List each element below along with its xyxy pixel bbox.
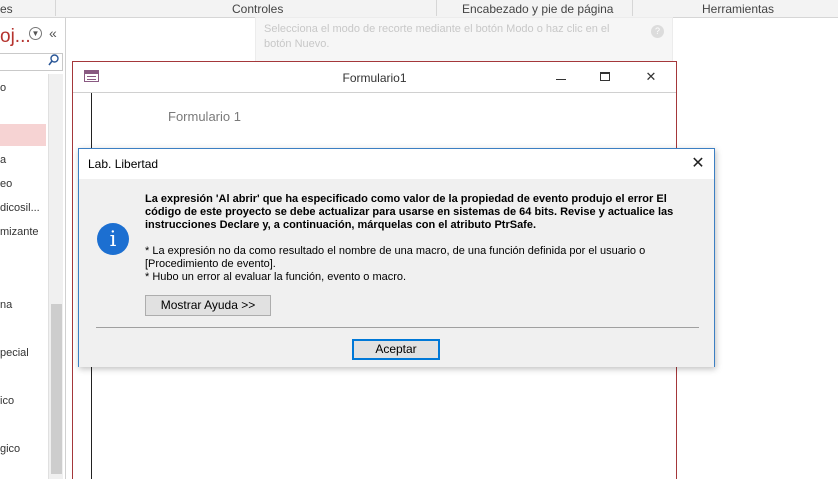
form-heading-label[interactable]: Formulario 1 [168,109,241,124]
information-icon: i [97,223,129,255]
error-message: La expresión 'Al abrir' que ha especific… [145,193,674,231]
error-dialog: Lab. Libertad ✕ i La expresión 'Al abrir… [78,148,715,367]
nav-item[interactable]: a [0,154,6,166]
maximize-icon [600,72,610,81]
dialog-separator [96,327,699,328]
nav-scrollbar[interactable] [48,74,63,479]
dialog-body: i La expresión 'Al abrir' que ha especif… [79,179,714,367]
ribbon-separator [436,0,437,16]
ribbon-separator [55,0,56,16]
navigation-pane: oj... ▼ « o a eo dicosil... mizante na p… [0,18,66,479]
nav-search-input[interactable] [0,53,63,71]
nav-item[interactable]: ico [0,395,14,407]
nav-pane-title[interactable]: oj... [0,26,31,48]
dialog-title: Lab. Libertad [88,157,159,171]
nav-item[interactable]: dicosil... [0,202,40,214]
ribbon-group-controls: Controles [232,2,284,16]
tooltip-text: Selecciona el modo de recorte mediante e… [264,23,610,50]
ribbon-group-header-footer: Encabezado y pie de página [462,2,614,16]
minimize-icon [556,79,566,80]
help-icon: ? [651,25,664,38]
search-icon[interactable] [48,54,59,69]
chevron-down-circle-icon[interactable]: ▼ [29,27,42,40]
error-detail-2: * Hubo un error al evaluar la función, e… [145,271,407,283]
nav-item[interactable]: pecial [0,347,29,359]
dialog-close-button[interactable]: ✕ [686,153,710,175]
nav-item-selected-highlight [0,124,46,146]
accept-button[interactable]: Aceptar [352,339,440,360]
form-titlebar: Formulario1 ✕ [73,62,676,93]
ribbon-group-label: es [0,2,13,16]
maximize-button[interactable] [591,66,621,88]
access-window: es Controles Encabezado y pie de página … [0,0,838,479]
nav-item[interactable]: na [0,299,12,311]
double-chevron-left-icon[interactable]: « [49,25,57,41]
nav-item[interactable]: mizante [0,226,39,238]
dialog-titlebar: Lab. Libertad ✕ [79,149,714,179]
error-detail-1: * La expresión no da como resultado el n… [145,245,646,270]
ribbon-separator [632,0,633,16]
nav-item[interactable]: gico [0,443,20,455]
show-help-button[interactable]: Mostrar Ayuda >> [145,295,271,316]
ribbon-group-tools: Herramientas [702,2,775,16]
form-title: Formulario1 [342,71,407,85]
ribbon-group-labels: es Controles Encabezado y pie de página … [0,0,838,18]
nav-scrollbar-thumb[interactable] [51,304,62,474]
minimize-button[interactable] [547,66,577,88]
ribbon-tooltip: Selecciona el modo de recorte mediante e… [255,17,673,65]
form-close-button[interactable]: ✕ [636,66,666,88]
nav-item[interactable]: o [0,82,6,94]
close-icon: ✕ [691,155,705,172]
nav-item[interactable]: eo [0,178,12,190]
close-icon: ✕ [645,69,657,84]
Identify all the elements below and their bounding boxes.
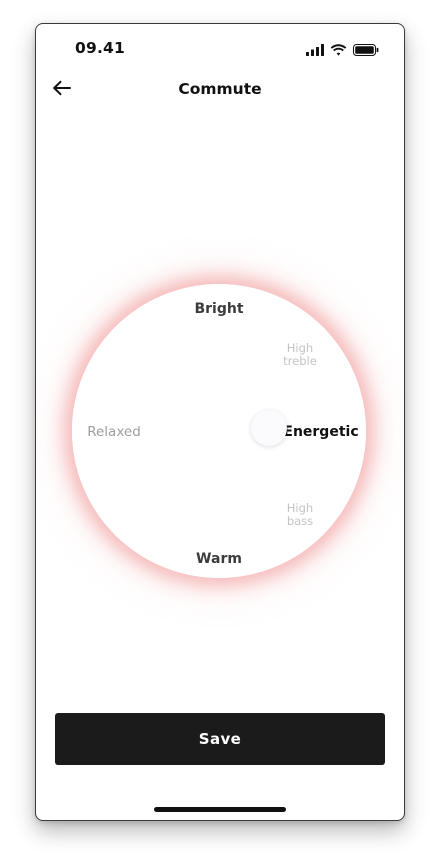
cellular-signal-icon <box>306 41 324 60</box>
screen: 09.41 Commute Bright High treble Relaxed… <box>0 0 438 866</box>
phone-frame: 09.41 Commute Bright High treble Relaxed… <box>35 23 405 821</box>
sound-wheel[interactable]: Bright High treble Relaxed Energetic Hig… <box>72 284 366 578</box>
wifi-icon <box>330 41 347 60</box>
status-time: 09.41 <box>75 39 126 57</box>
wheel-label-energetic: Energetic <box>283 424 359 440</box>
wheel-handle[interactable] <box>251 410 287 446</box>
page-title: Commute <box>178 80 262 98</box>
home-indicator <box>154 807 286 812</box>
save-button[interactable]: Save <box>55 713 385 765</box>
wheel-label-high-bass: High bass <box>286 501 314 528</box>
wheel-label-relaxed: Relaxed <box>87 424 141 440</box>
wheel-label-bright: Bright <box>194 301 244 317</box>
wheel-label-high-treble: High treble <box>283 341 317 368</box>
status-icons <box>306 41 379 60</box>
wheel-label-warm: Warm <box>196 551 242 567</box>
battery-icon <box>353 41 379 60</box>
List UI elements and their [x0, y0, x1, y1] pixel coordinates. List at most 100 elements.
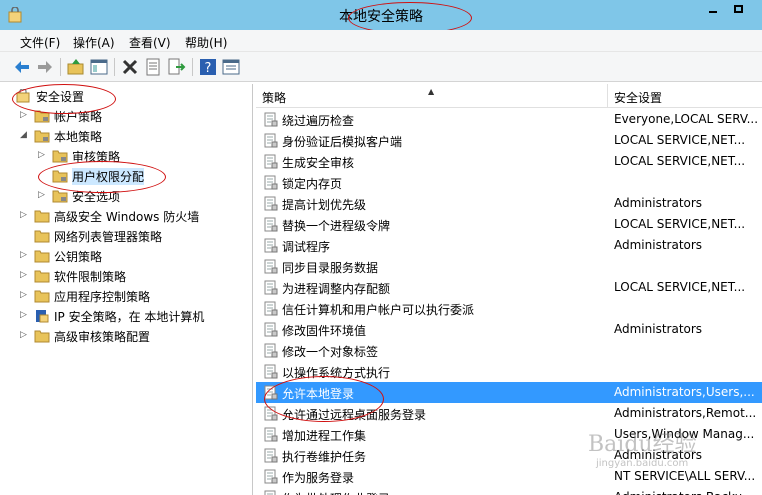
tree-item-application-control[interactable]: ▷ 应用程序控制策略 [0, 286, 252, 306]
watermark: Baidu经验 [588, 432, 697, 457]
tree-item-label: 帐户策略 [54, 110, 103, 124]
tree-item-label: IP 安全策略，在 本地计算机 [54, 310, 205, 324]
policy-icon [264, 133, 278, 148]
table-row[interactable]: 锁定内存页 [256, 172, 762, 193]
maximize-button[interactable] [726, 0, 752, 20]
tree-item-ip-security[interactable]: ▷ IP 安全策略，在 本地计算机 [0, 306, 252, 326]
table-row[interactable]: 以操作系统方式执行 [256, 361, 762, 382]
menu-help[interactable]: 帮助(H) [185, 34, 227, 51]
menu-action[interactable]: 操作(A) [73, 34, 115, 51]
chevron-right-icon[interactable]: ▷ [20, 310, 30, 320]
tree-item-software-restriction[interactable]: ▷ 软件限制策略 [0, 266, 252, 286]
toolbar-separator [60, 58, 61, 76]
policy-icon [264, 238, 278, 253]
table-row[interactable]: 作为服务登录 NT SERVICE\ALL SERV... [256, 466, 762, 487]
table-row[interactable]: 提高计划优先级 Administrators [256, 193, 762, 214]
chevron-right-icon[interactable]: ▷ [20, 270, 30, 280]
sort-ascending-icon: ▲ [428, 87, 435, 96]
tree-item-audit-policy[interactable]: ▷ 审核策略 [0, 146, 252, 166]
tree-item-windows-firewall[interactable]: ▷ 高级安全 Windows 防火墙 [0, 206, 252, 226]
policy-name: 绕过遍历检查 [282, 114, 355, 128]
chevron-right-icon[interactable]: ▷ [20, 110, 30, 120]
policy-name: 身份验证后模拟客户端 [282, 135, 403, 149]
table-row[interactable]: 作为批处理作业登录 Administrators,Backu... [256, 487, 762, 495]
toolbar-separator [114, 58, 115, 76]
table-row[interactable]: 允许本地登录 Administrators,Users,... [256, 382, 762, 403]
properties-button[interactable] [143, 57, 163, 77]
policy-name: 作为服务登录 [282, 471, 355, 485]
tree-item-label: 高级安全 Windows 防火墙 [54, 210, 200, 224]
table-row[interactable]: 修改固件环境值 Administrators [256, 319, 762, 340]
up-one-level-button[interactable] [66, 57, 86, 77]
tree-item-security-settings[interactable]: 安全设置 [0, 86, 252, 106]
tree-item-advanced-audit[interactable]: ▷ 高级审核策略配置 [0, 326, 252, 346]
tree-item-label: 用户权限分配 [72, 168, 145, 185]
security-setting-value: Administrators [614, 322, 703, 336]
watermark-url: jingyan.baidu.com [596, 458, 689, 469]
export-list-button[interactable] [166, 57, 186, 77]
maximize-icon [734, 5, 743, 13]
policy-name: 执行卷维护任务 [282, 450, 367, 464]
delete-button[interactable] [120, 57, 140, 77]
view-icon [222, 59, 240, 75]
forward-button[interactable] [35, 57, 55, 77]
locked-folder-icon [52, 170, 68, 183]
locked-folder-icon [52, 190, 68, 203]
tree-item-label: 审核策略 [72, 150, 121, 164]
table-row[interactable]: 信任计算机和用户帐户可以执行委派 [256, 298, 762, 319]
tree-item-label: 高级审核策略配置 [54, 330, 151, 344]
table-row[interactable]: 允许通过远程桌面服务登录 Administrators,Remot... [256, 403, 762, 424]
console-tree[interactable]: 安全设置 ▷ 帐户策略 ◢ 本地策略 ▷ 审核策略 用户权限分配 ▷ 安全选项 … [0, 84, 253, 495]
policy-name: 替换一个进程级令牌 [282, 219, 391, 233]
export-list-icon [168, 58, 186, 75]
tree-item-user-rights-assignment[interactable]: 用户权限分配 [0, 166, 252, 186]
folder-icon [34, 250, 50, 263]
show-hide-console-tree-button[interactable] [89, 57, 109, 77]
view-button[interactable] [221, 57, 241, 77]
tree-item-security-options[interactable]: ▷ 安全选项 [0, 186, 252, 206]
tree-item-public-key-policies[interactable]: ▷ 公钥策略 [0, 246, 252, 266]
back-arrow-icon [15, 61, 29, 73]
table-row[interactable]: 身份验证后模拟客户端 LOCAL SERVICE,NET... [256, 130, 762, 151]
chevron-right-icon[interactable]: ▷ [38, 190, 48, 200]
table-row[interactable]: 为进程调整内存配额 LOCAL SERVICE,NET... [256, 277, 762, 298]
table-row[interactable]: 调试程序 Administrators [256, 235, 762, 256]
tree-item-account-policies[interactable]: ▷ 帐户策略 [0, 106, 252, 126]
tree-item-network-list-manager[interactable]: 网络列表管理器策略 [0, 226, 252, 246]
toolbar: ? [0, 52, 762, 82]
chevron-right-icon[interactable]: ▷ [20, 290, 30, 300]
table-row[interactable]: 绕过遍历检查 Everyone,LOCAL SERV... [256, 109, 762, 130]
menu-view[interactable]: 查看(V) [129, 34, 171, 51]
help-button[interactable]: ? [198, 57, 218, 77]
table-row[interactable]: 替换一个进程级令牌 LOCAL SERVICE,NET... [256, 214, 762, 235]
tree-item-label: 安全设置 [36, 90, 85, 104]
tree-item-label: 应用程序控制策略 [54, 290, 151, 304]
properties-icon [146, 58, 160, 76]
security-setting-value: LOCAL SERVICE,NET... [614, 217, 746, 231]
chevron-right-icon[interactable]: ▷ [20, 250, 30, 260]
column-header-setting[interactable]: 安全设置 [608, 84, 762, 108]
tree-item-local-policies[interactable]: ◢ 本地策略 [0, 126, 252, 146]
table-row[interactable]: 同步目录服务数据 [256, 256, 762, 277]
policy-icon [264, 217, 278, 232]
policy-icon [264, 469, 278, 484]
chevron-down-icon[interactable]: ◢ [20, 130, 30, 140]
chevron-right-icon[interactable]: ▷ [20, 330, 30, 340]
svg-text:?: ? [205, 61, 212, 76]
security-setting-value: LOCAL SERVICE,NET... [614, 133, 746, 147]
chevron-right-icon[interactable]: ▷ [38, 150, 48, 160]
menu-file[interactable]: 文件(F) [20, 34, 60, 51]
policy-name: 增加进程工作集 [282, 429, 367, 443]
policy-name: 提高计划优先级 [282, 198, 367, 212]
back-button[interactable] [12, 57, 32, 77]
table-row[interactable]: 生成安全审核 LOCAL SERVICE,NET... [256, 151, 762, 172]
security-setting-value: Administrators,Remot... [614, 406, 757, 420]
policy-icon [264, 259, 278, 274]
folder-icon [34, 290, 50, 303]
minimize-button[interactable] [700, 0, 726, 20]
table-row[interactable]: 修改一个对象标签 [256, 340, 762, 361]
chevron-right-icon[interactable]: ▷ [20, 210, 30, 220]
column-header-policy[interactable]: 策略 ▲ [256, 84, 608, 108]
folder-icon [34, 210, 50, 223]
policy-icon [264, 364, 278, 379]
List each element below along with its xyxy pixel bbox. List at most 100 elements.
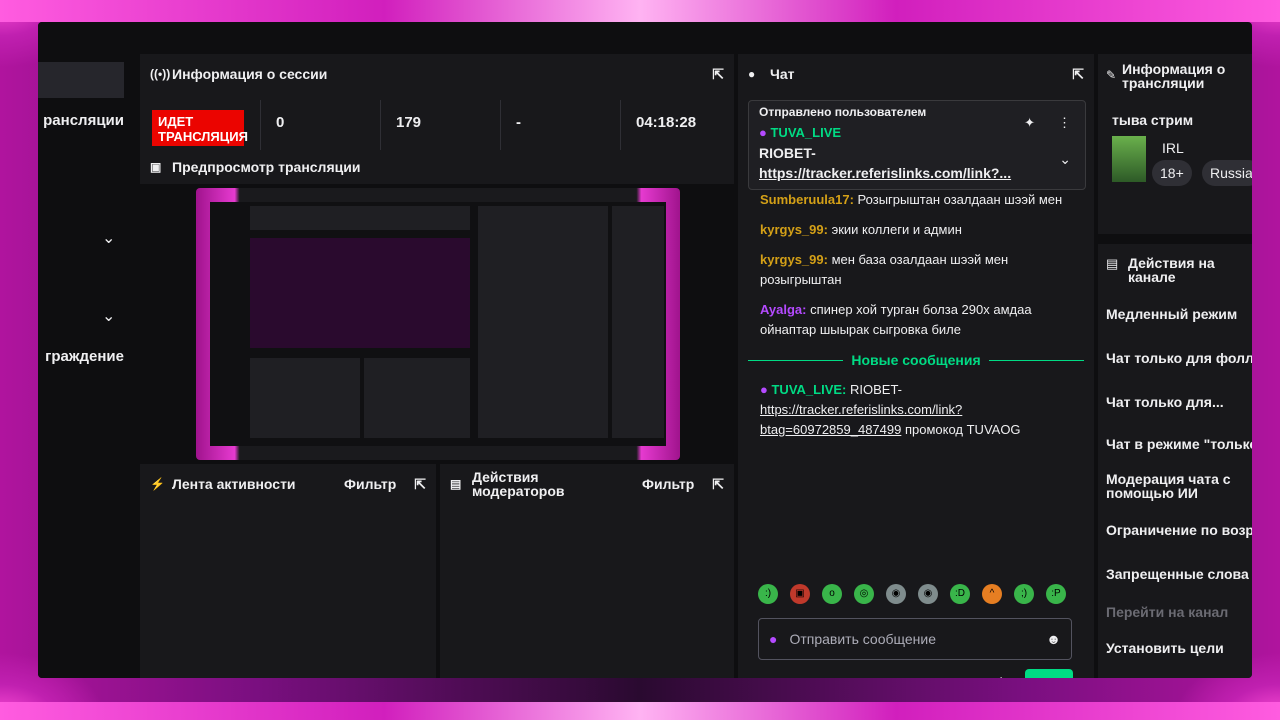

• • • •

| ENUNCIADO DE TAREA |
Copia sin ningún cambio las filas que comienzan en la que contiene "form-heading-label[interactable]: Formulario 1" y terminan en la que contiene "tooltip-text: Selecciona el", ambas incluidas.

| RESPUESTA |
form-heading-label[interactable]: Formulario 1 [168,109,241,124]
information-icon: i [97,223,129,255]
error-message: La expresión 'Al abrir' que ha especific… [145,193,674,231]
error-dialog: Lab. Libertad ✕ i La expresión 'Al abrir… [78,148,715,367]
nav-item[interactable]: a [0,154,6,166]
maximize-icon [600,72,610,81]
dialog-separator [96,327,699,328]
nav-scrollbar[interactable] [48,74,63,479]
dialog-body: i La expresión 'Al abrir' que ha especif… [79,179,714,367]
ribbon-separator [436,0,437,16]
ribbon-separator [55,0,56,16]
navigation-pane: oj... ▼ « o a eo dicosil... mizante na p… [0,18,66,479]
nav-search-input[interactable] [0,53,63,71]
nav-item[interactable]: ico [0,395,14,407]
nav-pane-title[interactable]: oj... [0,26,31,48]
dialog-title: Lab. Libertad [88,157,159,171]
nav-item[interactable]: dicosil... [0,202,40,214]
ribbon-group-controls: Controles [232,2,284,16]
tooltip-text: Selecciona el modo de recorte mediante e… [264,23,610,50]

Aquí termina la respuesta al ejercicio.